— Begin Recorded information —

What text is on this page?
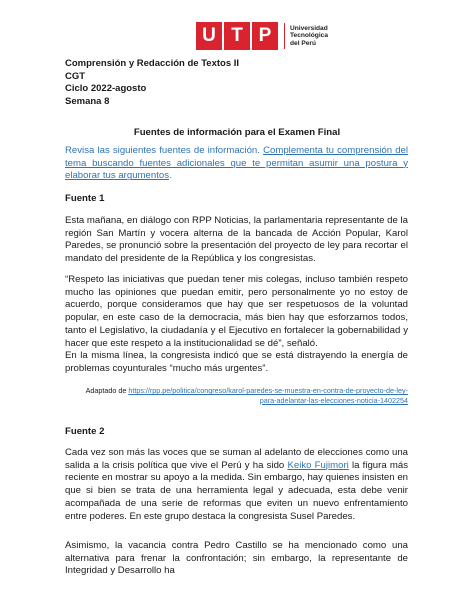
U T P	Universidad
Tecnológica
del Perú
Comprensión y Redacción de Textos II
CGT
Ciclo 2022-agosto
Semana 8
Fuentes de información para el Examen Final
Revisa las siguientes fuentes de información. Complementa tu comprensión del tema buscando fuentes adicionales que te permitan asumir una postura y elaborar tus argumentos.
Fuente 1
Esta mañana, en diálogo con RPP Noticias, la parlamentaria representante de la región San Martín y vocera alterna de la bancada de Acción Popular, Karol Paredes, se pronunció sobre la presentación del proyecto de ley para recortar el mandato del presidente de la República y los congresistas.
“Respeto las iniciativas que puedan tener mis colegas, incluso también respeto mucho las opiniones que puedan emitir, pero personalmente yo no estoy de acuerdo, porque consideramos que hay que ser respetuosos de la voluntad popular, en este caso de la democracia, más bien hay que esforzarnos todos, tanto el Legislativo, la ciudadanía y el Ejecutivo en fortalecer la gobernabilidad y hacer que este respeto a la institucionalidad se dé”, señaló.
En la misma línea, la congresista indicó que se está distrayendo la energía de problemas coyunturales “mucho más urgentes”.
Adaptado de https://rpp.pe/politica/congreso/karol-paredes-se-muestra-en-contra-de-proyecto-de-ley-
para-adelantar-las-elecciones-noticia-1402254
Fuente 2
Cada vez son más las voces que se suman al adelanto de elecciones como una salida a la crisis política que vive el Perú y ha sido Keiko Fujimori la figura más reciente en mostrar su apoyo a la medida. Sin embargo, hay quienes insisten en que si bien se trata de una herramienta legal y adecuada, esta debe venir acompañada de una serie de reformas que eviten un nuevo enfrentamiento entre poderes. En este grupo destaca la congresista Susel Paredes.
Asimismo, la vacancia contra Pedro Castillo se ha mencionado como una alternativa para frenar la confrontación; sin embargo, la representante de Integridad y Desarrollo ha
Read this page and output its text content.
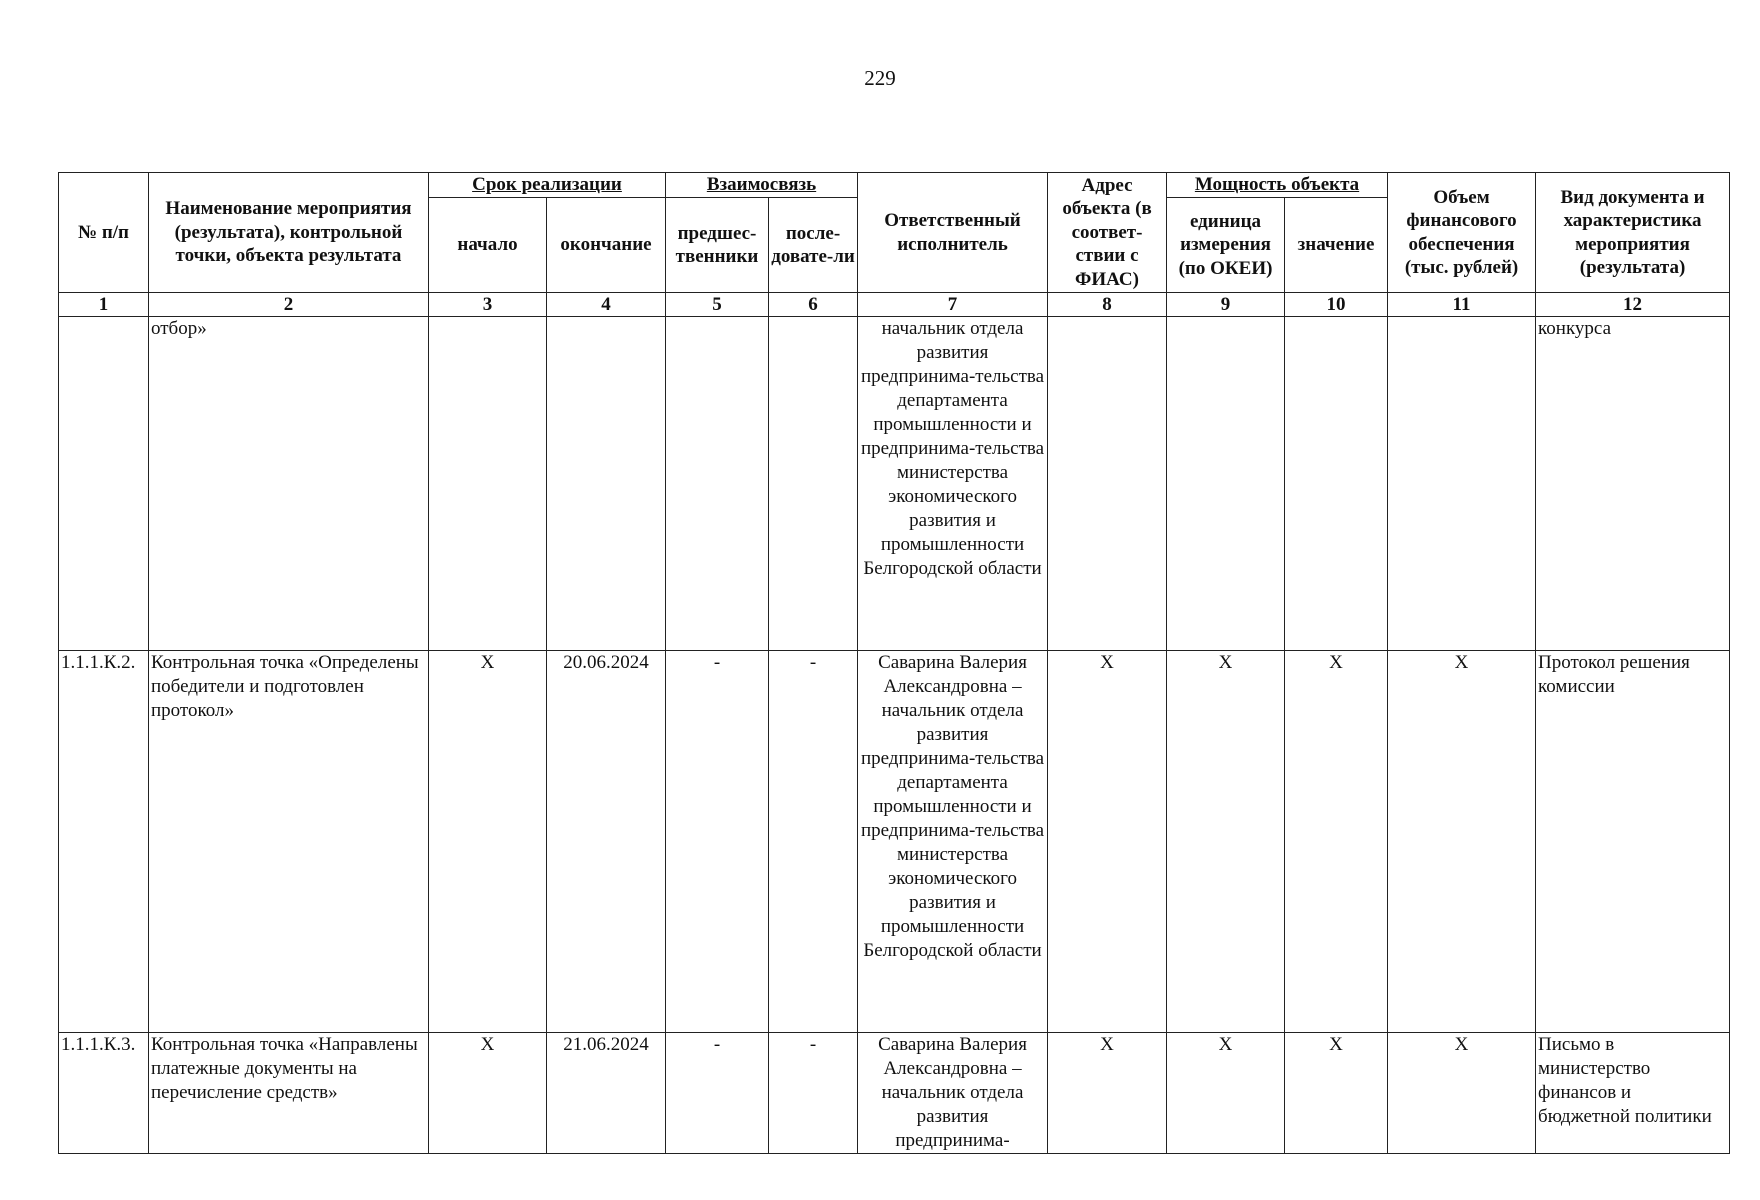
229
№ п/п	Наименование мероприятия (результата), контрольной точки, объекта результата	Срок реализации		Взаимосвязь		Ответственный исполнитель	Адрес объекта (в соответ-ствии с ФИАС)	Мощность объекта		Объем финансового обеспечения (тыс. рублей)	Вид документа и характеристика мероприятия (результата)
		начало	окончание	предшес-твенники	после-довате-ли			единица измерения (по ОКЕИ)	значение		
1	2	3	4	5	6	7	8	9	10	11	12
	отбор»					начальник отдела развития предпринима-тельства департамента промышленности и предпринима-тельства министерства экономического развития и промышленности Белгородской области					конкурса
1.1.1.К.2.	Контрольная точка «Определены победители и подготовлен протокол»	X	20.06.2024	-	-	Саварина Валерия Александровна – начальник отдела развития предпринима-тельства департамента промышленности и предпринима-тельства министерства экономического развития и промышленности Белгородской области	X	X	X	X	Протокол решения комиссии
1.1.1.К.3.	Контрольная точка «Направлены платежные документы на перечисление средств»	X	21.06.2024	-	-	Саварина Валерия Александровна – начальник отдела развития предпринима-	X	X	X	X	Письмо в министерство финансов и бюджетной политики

— End Recorded information —
— Begin Recorded information —

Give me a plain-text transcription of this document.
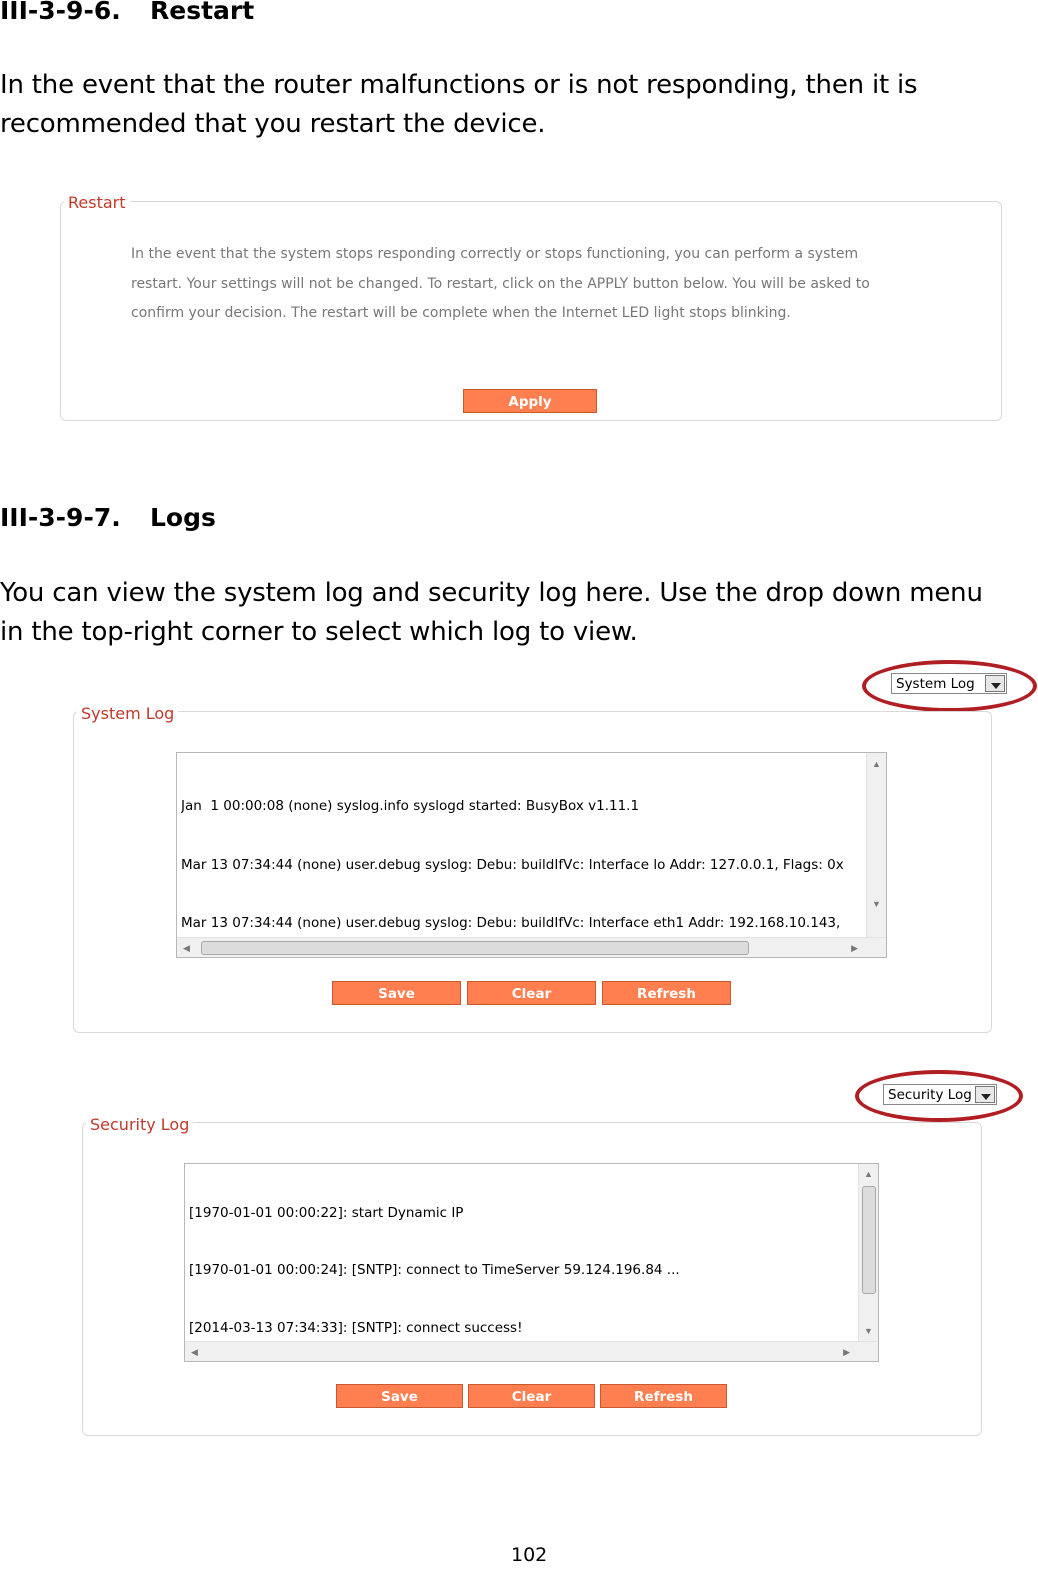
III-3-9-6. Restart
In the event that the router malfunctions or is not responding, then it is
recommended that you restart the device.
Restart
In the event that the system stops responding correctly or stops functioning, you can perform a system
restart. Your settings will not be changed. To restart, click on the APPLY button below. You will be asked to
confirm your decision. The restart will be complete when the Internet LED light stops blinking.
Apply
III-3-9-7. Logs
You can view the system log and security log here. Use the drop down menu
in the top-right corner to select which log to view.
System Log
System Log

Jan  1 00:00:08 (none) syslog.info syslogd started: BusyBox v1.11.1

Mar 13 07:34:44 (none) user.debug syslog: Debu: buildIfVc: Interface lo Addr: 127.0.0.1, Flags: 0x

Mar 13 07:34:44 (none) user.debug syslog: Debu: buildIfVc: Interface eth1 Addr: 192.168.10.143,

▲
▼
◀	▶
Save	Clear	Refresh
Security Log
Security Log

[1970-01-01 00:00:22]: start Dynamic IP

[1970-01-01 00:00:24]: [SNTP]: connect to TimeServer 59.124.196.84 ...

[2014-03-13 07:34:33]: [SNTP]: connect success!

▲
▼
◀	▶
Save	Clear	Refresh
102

— End Recorded information —

Only the count is needed: the number of lines in the data that include the word "предпринима".

_Full answer_:
3